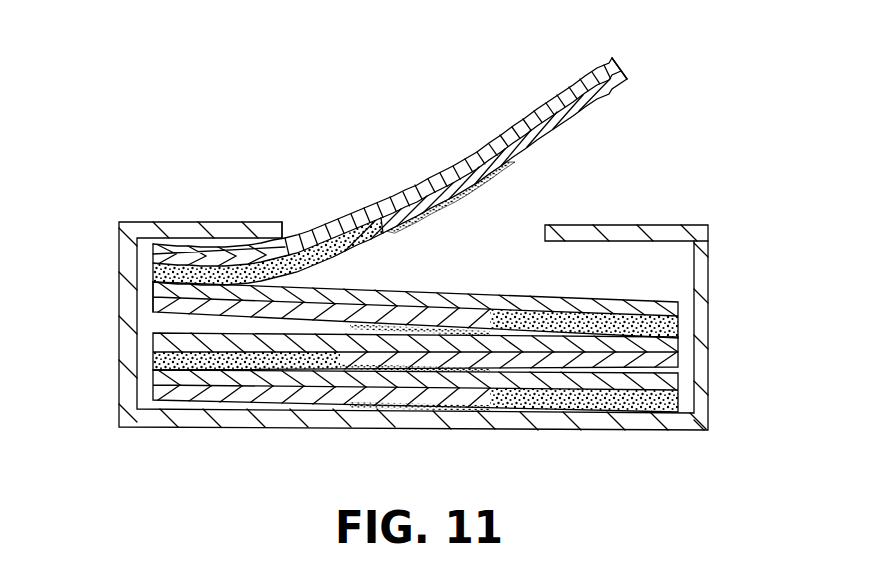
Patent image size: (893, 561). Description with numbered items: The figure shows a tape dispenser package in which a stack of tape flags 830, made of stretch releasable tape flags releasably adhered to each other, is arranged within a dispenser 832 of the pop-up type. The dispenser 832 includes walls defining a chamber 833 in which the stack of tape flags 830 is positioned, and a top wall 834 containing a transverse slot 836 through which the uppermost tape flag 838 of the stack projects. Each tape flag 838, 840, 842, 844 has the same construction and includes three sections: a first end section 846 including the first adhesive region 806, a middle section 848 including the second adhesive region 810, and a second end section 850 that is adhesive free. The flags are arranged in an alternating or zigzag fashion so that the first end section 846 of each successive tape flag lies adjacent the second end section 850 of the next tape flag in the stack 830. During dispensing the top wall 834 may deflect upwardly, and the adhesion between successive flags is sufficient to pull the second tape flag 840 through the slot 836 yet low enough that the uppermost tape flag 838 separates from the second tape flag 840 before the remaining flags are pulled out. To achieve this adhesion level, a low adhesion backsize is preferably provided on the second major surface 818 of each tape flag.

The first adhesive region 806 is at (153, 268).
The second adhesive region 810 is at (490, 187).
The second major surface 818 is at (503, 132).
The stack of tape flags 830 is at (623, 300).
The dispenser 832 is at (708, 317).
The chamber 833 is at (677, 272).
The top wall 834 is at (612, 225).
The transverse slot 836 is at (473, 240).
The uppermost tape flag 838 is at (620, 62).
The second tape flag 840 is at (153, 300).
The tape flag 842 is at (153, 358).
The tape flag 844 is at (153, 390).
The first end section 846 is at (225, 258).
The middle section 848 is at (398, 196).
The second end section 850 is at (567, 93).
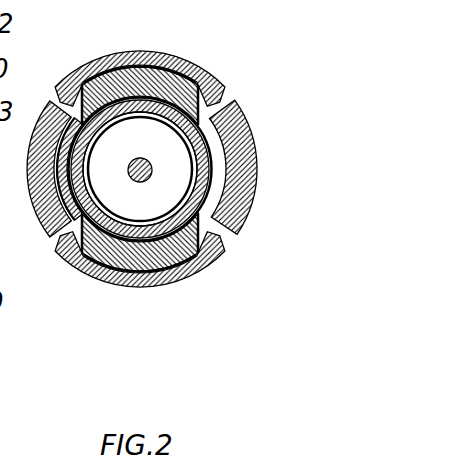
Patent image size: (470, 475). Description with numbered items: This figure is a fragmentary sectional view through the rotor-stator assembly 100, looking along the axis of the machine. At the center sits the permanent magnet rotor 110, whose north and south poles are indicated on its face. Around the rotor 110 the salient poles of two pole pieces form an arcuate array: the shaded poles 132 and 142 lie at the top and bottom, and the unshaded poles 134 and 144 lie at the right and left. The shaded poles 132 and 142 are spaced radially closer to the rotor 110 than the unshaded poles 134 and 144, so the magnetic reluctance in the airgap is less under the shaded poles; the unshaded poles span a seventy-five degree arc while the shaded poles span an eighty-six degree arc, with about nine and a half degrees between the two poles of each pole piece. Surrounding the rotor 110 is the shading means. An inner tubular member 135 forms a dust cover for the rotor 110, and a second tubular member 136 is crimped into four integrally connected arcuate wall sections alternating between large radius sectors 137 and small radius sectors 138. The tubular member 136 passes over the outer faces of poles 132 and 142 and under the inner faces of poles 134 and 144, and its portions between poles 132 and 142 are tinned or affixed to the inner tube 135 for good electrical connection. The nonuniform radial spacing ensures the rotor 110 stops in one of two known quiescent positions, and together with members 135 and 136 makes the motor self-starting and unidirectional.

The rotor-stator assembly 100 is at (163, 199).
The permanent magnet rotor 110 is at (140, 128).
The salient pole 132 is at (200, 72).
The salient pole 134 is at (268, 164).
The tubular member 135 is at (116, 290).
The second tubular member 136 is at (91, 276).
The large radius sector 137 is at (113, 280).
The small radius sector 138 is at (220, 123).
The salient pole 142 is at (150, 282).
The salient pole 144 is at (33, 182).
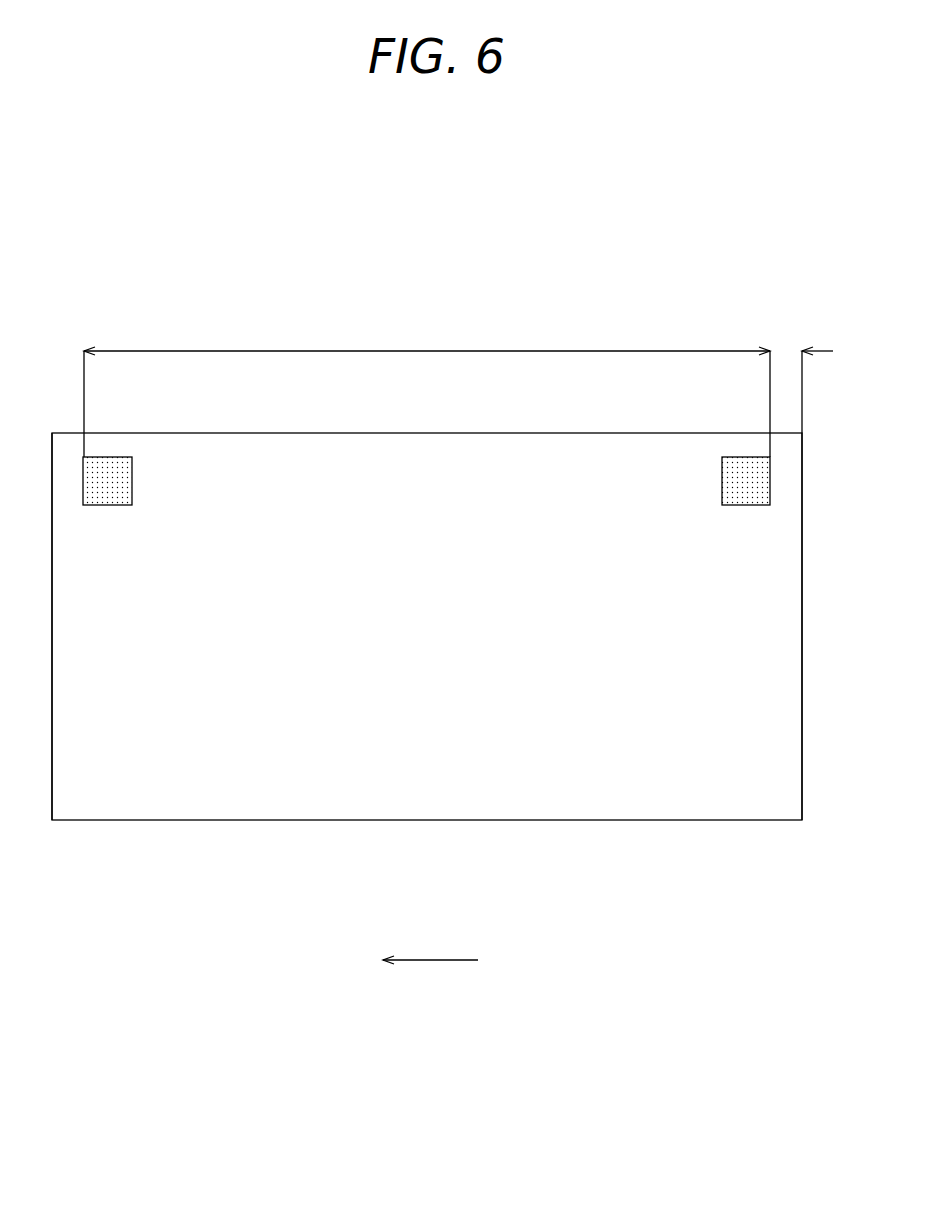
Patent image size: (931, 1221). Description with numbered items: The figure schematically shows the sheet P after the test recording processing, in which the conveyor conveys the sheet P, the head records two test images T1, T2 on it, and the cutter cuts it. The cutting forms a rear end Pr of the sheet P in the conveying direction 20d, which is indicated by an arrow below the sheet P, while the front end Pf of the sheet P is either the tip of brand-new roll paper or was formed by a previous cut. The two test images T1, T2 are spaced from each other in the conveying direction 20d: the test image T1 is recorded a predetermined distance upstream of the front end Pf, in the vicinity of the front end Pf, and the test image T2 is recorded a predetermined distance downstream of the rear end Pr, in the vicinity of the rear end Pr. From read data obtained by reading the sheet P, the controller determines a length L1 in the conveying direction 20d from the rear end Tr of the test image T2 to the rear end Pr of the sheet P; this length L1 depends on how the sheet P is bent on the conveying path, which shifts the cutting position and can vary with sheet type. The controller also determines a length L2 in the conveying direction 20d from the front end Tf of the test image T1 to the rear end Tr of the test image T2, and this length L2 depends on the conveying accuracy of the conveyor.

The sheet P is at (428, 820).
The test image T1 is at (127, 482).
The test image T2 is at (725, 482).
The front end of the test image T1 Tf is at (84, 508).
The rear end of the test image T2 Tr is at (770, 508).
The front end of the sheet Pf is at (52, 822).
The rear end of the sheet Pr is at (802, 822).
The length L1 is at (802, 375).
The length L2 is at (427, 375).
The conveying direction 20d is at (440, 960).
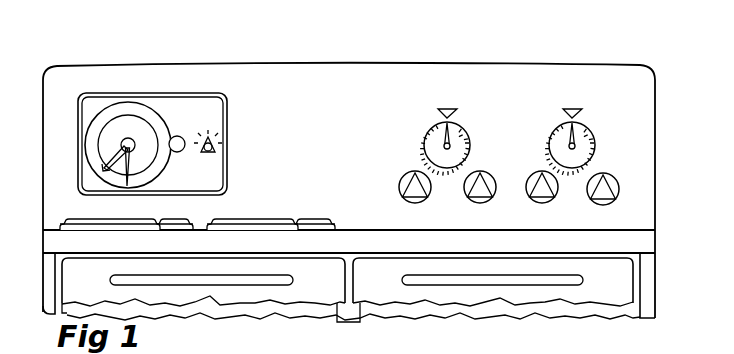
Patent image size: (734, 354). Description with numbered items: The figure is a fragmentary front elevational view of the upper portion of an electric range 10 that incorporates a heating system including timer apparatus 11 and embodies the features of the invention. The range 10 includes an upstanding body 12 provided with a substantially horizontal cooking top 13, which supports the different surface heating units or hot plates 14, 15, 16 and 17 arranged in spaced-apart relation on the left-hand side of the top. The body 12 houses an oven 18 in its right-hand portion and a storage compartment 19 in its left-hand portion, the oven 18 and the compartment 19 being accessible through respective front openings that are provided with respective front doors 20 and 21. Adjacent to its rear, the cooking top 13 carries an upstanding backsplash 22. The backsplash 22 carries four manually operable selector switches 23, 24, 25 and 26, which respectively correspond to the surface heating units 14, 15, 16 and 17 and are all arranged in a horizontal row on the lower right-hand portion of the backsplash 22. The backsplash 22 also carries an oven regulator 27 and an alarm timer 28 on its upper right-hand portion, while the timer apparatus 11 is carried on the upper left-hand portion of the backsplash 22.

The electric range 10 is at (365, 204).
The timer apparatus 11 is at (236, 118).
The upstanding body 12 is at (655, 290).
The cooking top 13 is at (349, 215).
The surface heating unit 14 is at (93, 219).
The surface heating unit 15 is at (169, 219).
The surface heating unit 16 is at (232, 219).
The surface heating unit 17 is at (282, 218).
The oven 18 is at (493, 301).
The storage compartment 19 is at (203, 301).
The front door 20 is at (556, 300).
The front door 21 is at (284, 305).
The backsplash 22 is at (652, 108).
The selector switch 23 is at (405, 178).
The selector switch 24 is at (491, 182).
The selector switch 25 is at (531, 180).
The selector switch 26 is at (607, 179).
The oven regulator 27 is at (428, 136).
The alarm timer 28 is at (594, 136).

..............................

OBJECTIVE: Copy all of the lines above word for word, leaving out the pictures.

WORKED ANSWER:
Patent image size: (893, 561). Description with numbered items: The figure shows a tape dispenser package in which a stack of tape flags 830, made of stretch releasable tape flags releasably adhered to each other, is arranged within a dispenser 832 of the pop-up type. The dispenser 832 includes walls defining a chamber 833 in which the stack of tape flags 830 is positioned, and a top wall 834 containing a transverse slot 836 through which the uppermost tape flag 838 of the stack projects. Each tape flag 838, 840, 842, 844 has the same construction and includes three sections: a first end section 846 including the first adhesive region 806, a middle section 848 including the second adhesive region 810, and a second end section 850 that is adhesive free. The flags are arranged in an alternating or zigzag fashion so that the first end section 846 of each successive tape flag lies adjacent the second end section 850 of the next tape flag in the stack 830. During dispensing the top wall 834 may deflect upwardly, and the adhesion between successive flags is sufficient to pull the second tape flag 840 through the slot 836 yet low enough that the uppermost tape flag 838 separates from the second tape flag 840 before the remaining flags are pulled out. To achieve this adhesion level, a low adhesion backsize is preferably provided on the second major surface 818 of each tape flag.

The first adhesive region 806 is at (153, 268).
The second adhesive region 810 is at (490, 187).
The second major surface 818 is at (503, 132).
The stack of tape flags 830 is at (623, 300).
The dispenser 832 is at (708, 317).
The chamber 833 is at (677, 272).
The top wall 834 is at (612, 225).
The transverse slot 836 is at (473, 240).
The uppermost tape flag 838 is at (620, 62).
The second tape flag 840 is at (153, 300).
The tape flag 842 is at (153, 358).
The tape flag 844 is at (153, 390).
The first end section 846 is at (225, 258).
The middle section 848 is at (398, 196).
The second end section 850 is at (567, 93).
Patent image size: (470, 475). Description with numbered items: This figure is a fragmentary sectional view through the rotor-stator assembly 100, looking along the axis of the machine. At the center sits the permanent magnet rotor 110, whose north and south poles are indicated on its face. Around the rotor 110 the salient poles of two pole pieces form an arcuate array: the shaded poles 132 and 142 lie at the top and bottom, and the unshaded poles 134 and 144 lie at the right and left. The shaded poles 132 and 142 are spaced radially closer to the rotor 110 than the unshaded poles 134 and 144, so the magnetic reluctance in the airgap is less under the shaded poles; the unshaded poles span a seventy-five degree arc while the shaded poles span an eighty-six degree arc, with about nine and a half degrees between the two poles of each pole piece. Surrounding the rotor 110 is the shading means. An inner tubular member 135 forms a dust cover for the rotor 110, and a second tubular member 136 is crimped into four integrally connected arcuate wall sections alternating between large radius sectors 137 and small radius sectors 138. The tubular member 136 passes over the outer faces of poles 132 and 142 and under the inner faces of poles 134 and 144, and its portions between poles 132 and 142 are tinned or affixed to the inner tube 135 for good electrical connection. The nonuniform radial spacing ensures the rotor 110 stops in one of two known quiescent positions, and together with members 135 and 136 makes the motor self-starting and unidirectional.

The rotor-stator assembly 100 is at (163, 199).
The permanent magnet rotor 110 is at (140, 128).
The salient pole 132 is at (200, 72).
The salient pole 134 is at (268, 164).
The tubular member 135 is at (116, 290).
The second tubular member 136 is at (91, 276).
The large radius sector 137 is at (113, 280).
The small radius sector 138 is at (220, 123).
The salient pole 142 is at (150, 282).
The salient pole 144 is at (33, 182).
Patent image size: (931, 1221). Description with numbered items: The figure schematically shows the sheet P after the test recording processing, in which the conveyor conveys the sheet P, the head records two test images T1, T2 on it, and the cutter cuts it. The cutting forms a rear end Pr of the sheet P in the conveying direction 20d, which is indicated by an arrow below the sheet P, while the front end Pf of the sheet P is either the tip of brand-new roll paper or was formed by a previous cut. The two test images T1, T2 are spaced from each other in the conveying direction 20d: the test image T1 is recorded a predetermined distance upstream of the front end Pf, in the vicinity of the front end Pf, and the test image T2 is recorded a predetermined distance downstream of the rear end Pr, in the vicinity of the rear end Pr. From read data obtained by reading the sheet P, the controller determines a length L1 in the conveying direction 20d from the rear end Tr of the test image T2 to the rear end Pr of the sheet P; this length L1 depends on how the sheet P is bent on the conveying path, which shifts the cutting position and can vary with sheet type. The controller also determines a length L2 in the conveying direction 20d from the front end Tf of the test image T1 to the rear end Tr of the test image T2, and this length L2 depends on the conveying accuracy of the conveyor.

The sheet P is at (428, 820).
The test image T1 is at (127, 482).
The test image T2 is at (725, 482).
The front end of the test image T1 Tf is at (84, 508).
The rear end of the test image T2 Tr is at (770, 508).
The front end of the sheet Pf is at (52, 822).
The rear end of the sheet Pr is at (802, 822).
The length L1 is at (802, 375).
The length L2 is at (427, 375).
The conveying direction 20d is at (440, 960).
Patent image size: (734, 354). Description with numbered items: The figure is a fragmentary front elevational view of the upper portion of an electric range 10 that incorporates a heating system including timer apparatus 11 and embodies the features of the invention. The range 10 includes an upstanding body 12 provided with a substantially horizontal cooking top 13, which supports the different surface heating units or hot plates 14, 15, 16 and 17 arranged in spaced-apart relation on the left-hand side of the top. The body 12 houses an oven 18 in its right-hand portion and a storage compartment 19 in its left-hand portion, the oven 18 and the compartment 19 being accessible through respective front openings that are provided with respective front doors 20 and 21. Adjacent to its rear, the cooking top 13 carries an upstanding backsplash 22. The backsplash 22 carries four manually operable selector switches 23, 24, 25 and 26, which respectively correspond to the surface heating units 14, 15, 16 and 17 and are all arranged in a horizontal row on the lower right-hand portion of the backsplash 22. The backsplash 22 also carries an oven regulator 27 and an alarm timer 28 on its upper right-hand portion, while the timer apparatus 11 is carried on the upper left-hand portion of the backsplash 22.

The electric range 10 is at (365, 204).
The timer apparatus 11 is at (236, 118).
The upstanding body 12 is at (655, 290).
The cooking top 13 is at (349, 215).
The surface heating unit 14 is at (93, 219).
The surface heating unit 15 is at (169, 219).
The surface heating unit 16 is at (232, 219).
The surface heating unit 17 is at (282, 218).
The oven 18 is at (493, 301).
The storage compartment 19 is at (203, 301).
The front door 20 is at (556, 300).
The front door 21 is at (284, 305).
The backsplash 22 is at (652, 108).
The selector switch 23 is at (405, 178).
The selector switch 24 is at (491, 182).
The selector switch 25 is at (531, 180).
The selector switch 26 is at (607, 179).
The oven regulator 27 is at (428, 136).
The alarm timer 28 is at (594, 136).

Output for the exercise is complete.